→ **Work to do**
In the listing below, count the lines containing the string "pays" and state only the number.

(Data entries)
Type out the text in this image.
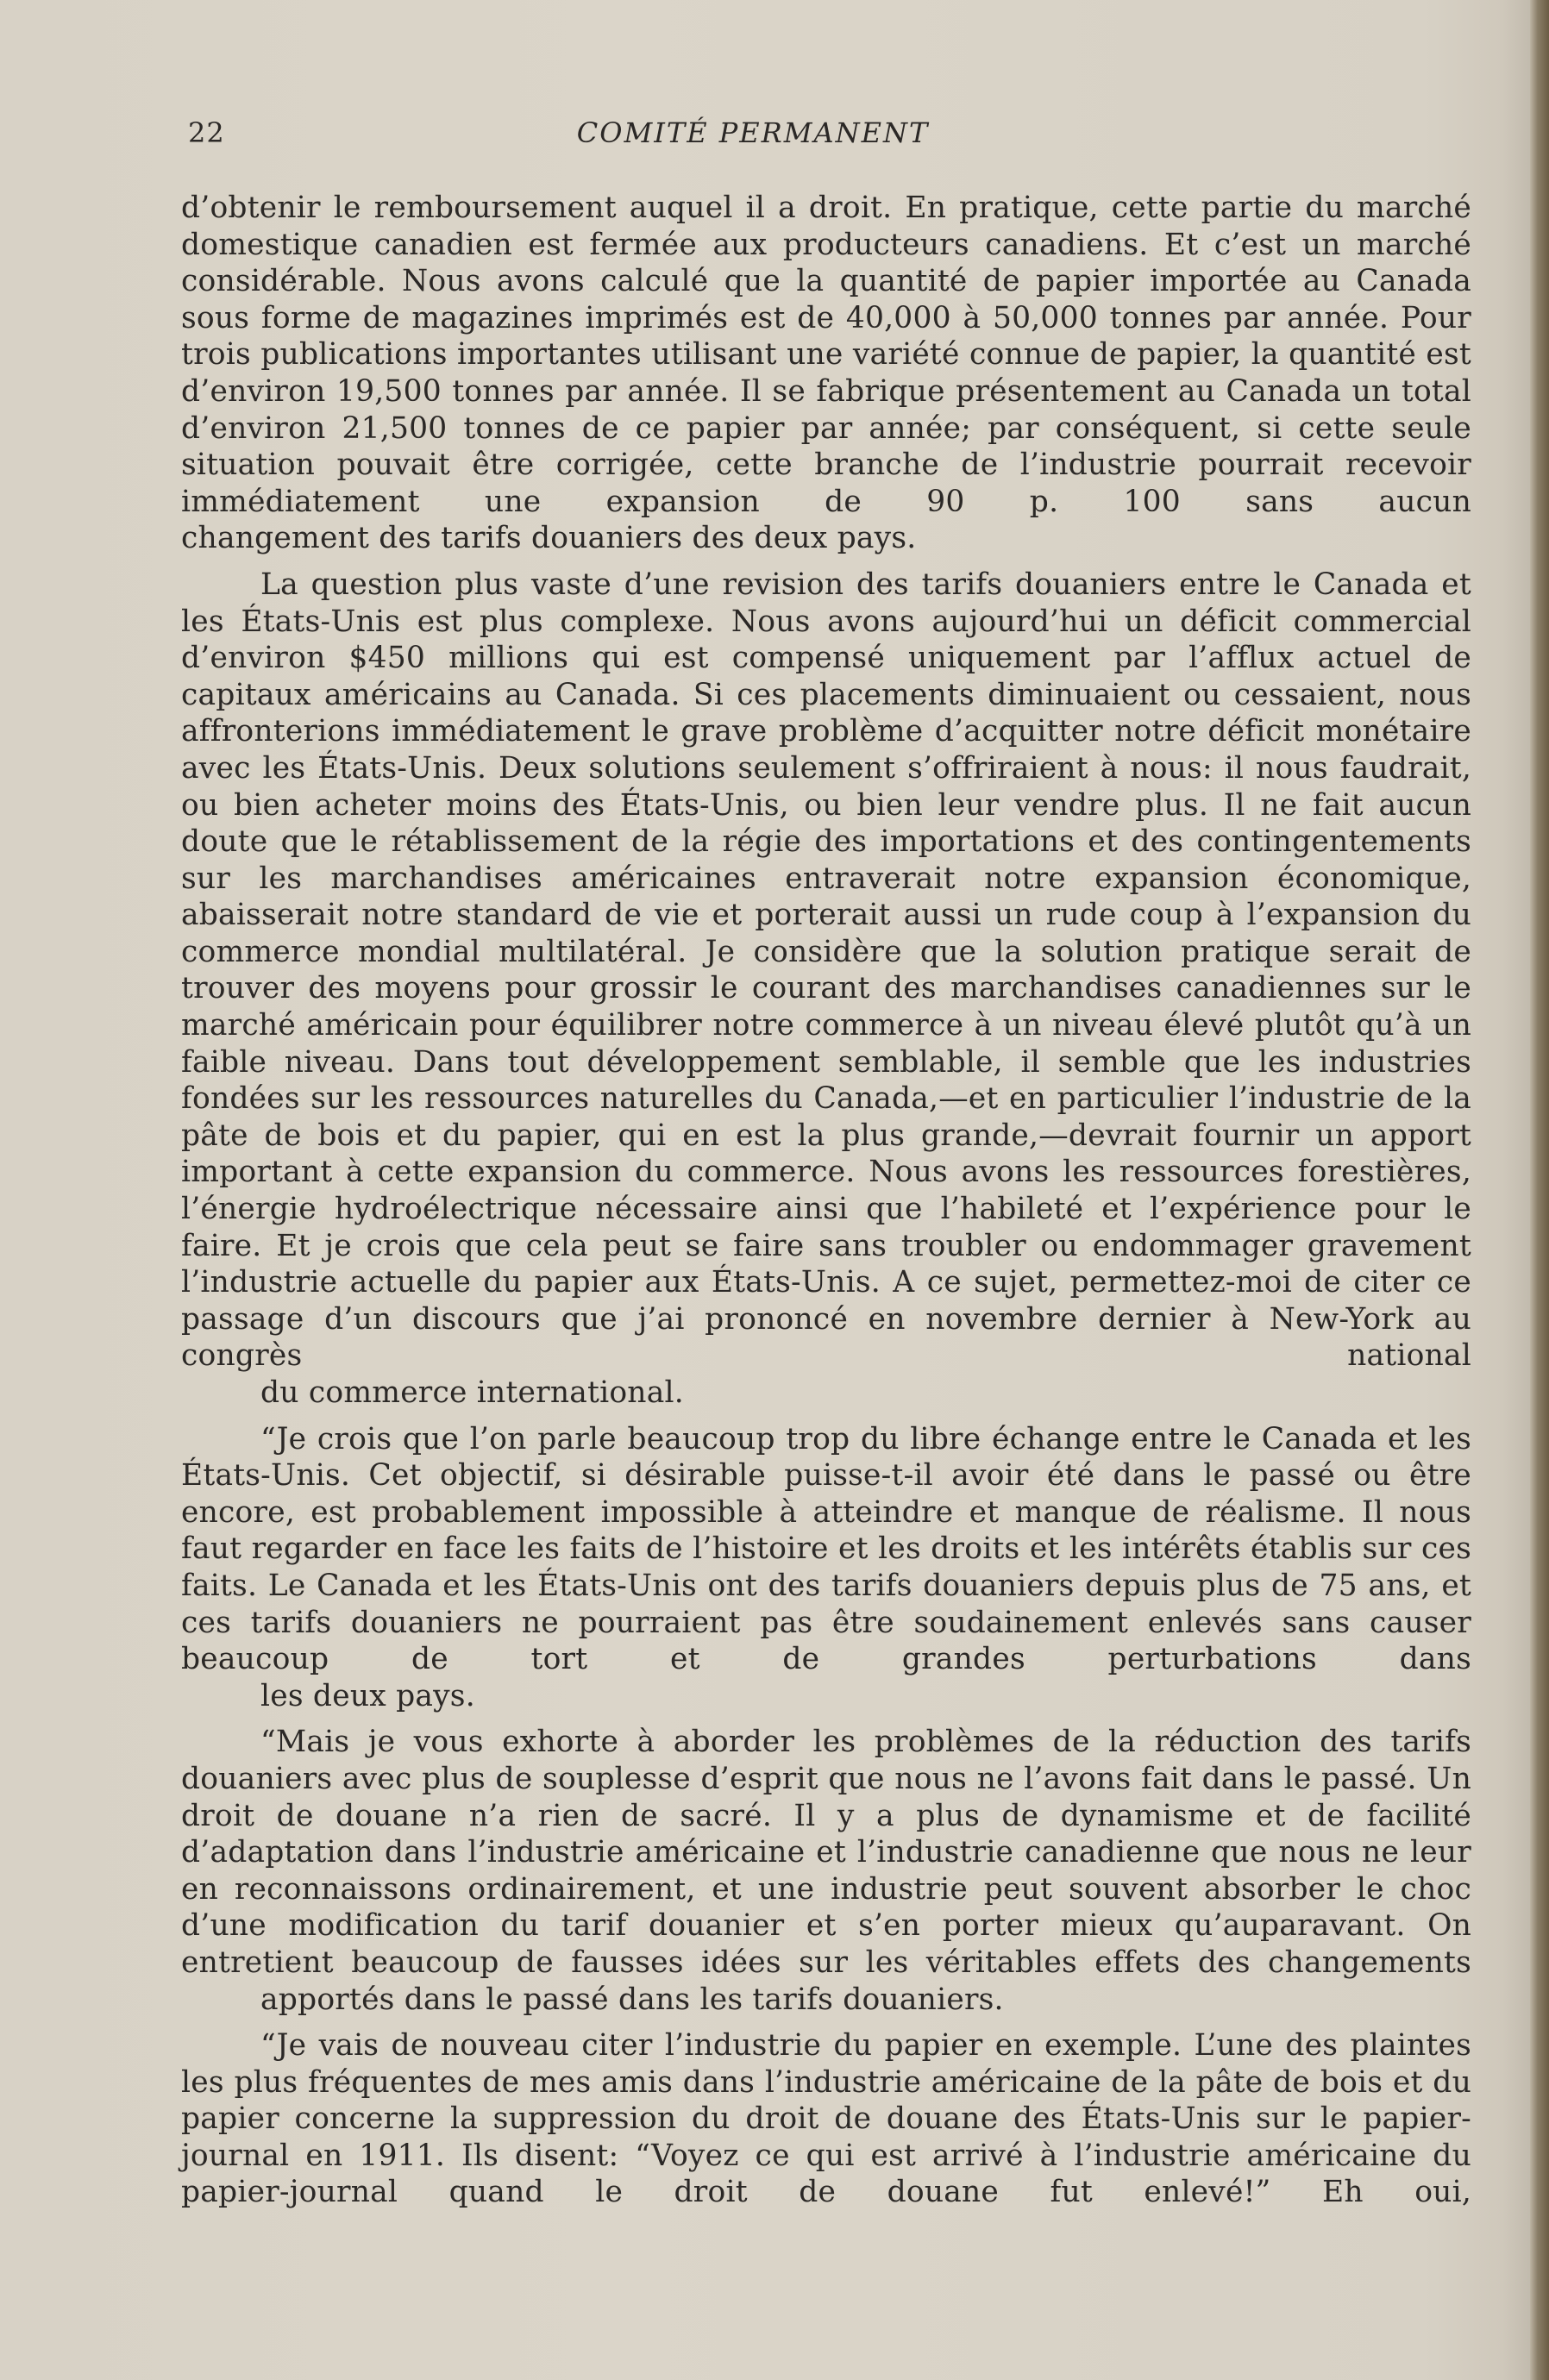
22	COMITÉ PERMANENT

d’obtenir le remboursement auquel il a droit. En pratique, cette partie du marché domestique canadien est fermée aux producteurs canadiens. Et c’est un marché considérable. Nous avons calculé que la quantité de papier importée au Canada sous forme de magazines imprimés est de 40,000 à 50,000 tonnes par année. Pour trois publications importantes utilisant une variété connue de papier, la quantité est d’environ 19,500 tonnes par année. Il se fabrique présentement au Canada un total d’environ 21,500 tonnes de ce papier par année; par conséquent, si cette seule situation pouvait être corrigée, cette branche de l’industrie pourrait recevoir immédiatement une expansion de 90 p. 100 sans aucun
changement des tarifs douaniers des deux pays.

La question plus vaste d’une revision des tarifs douaniers entre le Canada et les États-Unis est plus complexe. Nous avons aujourd’hui un déficit commercial d’environ $450 millions qui est compensé uniquement par l’afflux actuel de capitaux américains au Canada. Si ces placements diminuaient ou cessaient, nous affronterions immédiatement le grave problème d’acquitter notre déficit monétaire avec les États-Unis. Deux solutions seulement s’offriraient à nous: il nous faudrait, ou bien acheter moins des États-Unis, ou bien leur vendre plus. Il ne fait aucun doute que le rétablissement de la régie des importations et des contingentements sur les marchandises américaines entraverait notre expansion économique, abaisserait notre standard de vie et porterait aussi un rude coup à l’expansion du commerce mondial multilatéral. Je considère que la solution pratique serait de trouver des moyens pour grossir le courant des marchandises canadiennes sur le marché américain pour équilibrer notre commerce à un niveau élevé plutôt qu’à un faible niveau. Dans tout développement semblable, il semble que les industries fondées sur les ressources naturelles du Canada,—et en particulier l’industrie de la pâte de bois et du papier, qui en est la plus grande,—devrait fournir un apport important à cette expansion du commerce. Nous avons les ressources forestières, l’énergie hydroélectrique nécessaire ainsi que l’habileté et l’expérience pour le faire. Et je crois que cela peut se faire sans troubler ou endommager gravement l’industrie actuelle du papier aux États-Unis. A ce sujet, permettez-moi de citer ce passage d’un discours que j’ai prononcé en novembre dernier à New-York au congrès national
du commerce international.

“Je crois que l’on parle beaucoup trop du libre échange entre le Canada et les États-Unis. Cet objectif, si désirable puisse-t-il avoir été dans le passé ou être encore, est probablement impossible à atteindre et manque de réalisme. Il nous faut regarder en face les faits de l’histoire et les droits et les intérêts établis sur ces faits. Le Canada et les États-Unis ont des tarifs douaniers depuis plus de 75 ans, et ces tarifs douaniers ne pourraient pas être soudainement enlevés sans causer beaucoup de tort et de grandes perturbations dans
les deux pays.

“Mais je vous exhorte à aborder les problèmes de la réduction des tarifs douaniers avec plus de souplesse d’esprit que nous ne l’avons fait dans le passé. Un droit de douane n’a rien de sacré. Il y a plus de dynamisme et de facilité d’adaptation dans l’industrie américaine et l’industrie canadienne que nous ne leur en reconnaissons ordinairement, et une industrie peut souvent absorber le choc d’une modification du tarif douanier et s’en porter mieux qu’auparavant. On entretient beaucoup de fausses idées sur les véritables effets des changements
apportés dans le passé dans les tarifs douaniers.

“Je vais de nouveau citer l’industrie du papier en exemple. L’une des plaintes les plus fréquentes de mes amis dans l’industrie américaine de la pâte de bois et du papier concerne la suppression du droit de douane des États-Unis sur le papier-journal en 1911. Ils disent: “Voyez ce qui est arrivé à l’industrie américaine du papier-journal quand le droit de douane fut enlevé!” Eh oui,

→ **Exercise solution**
2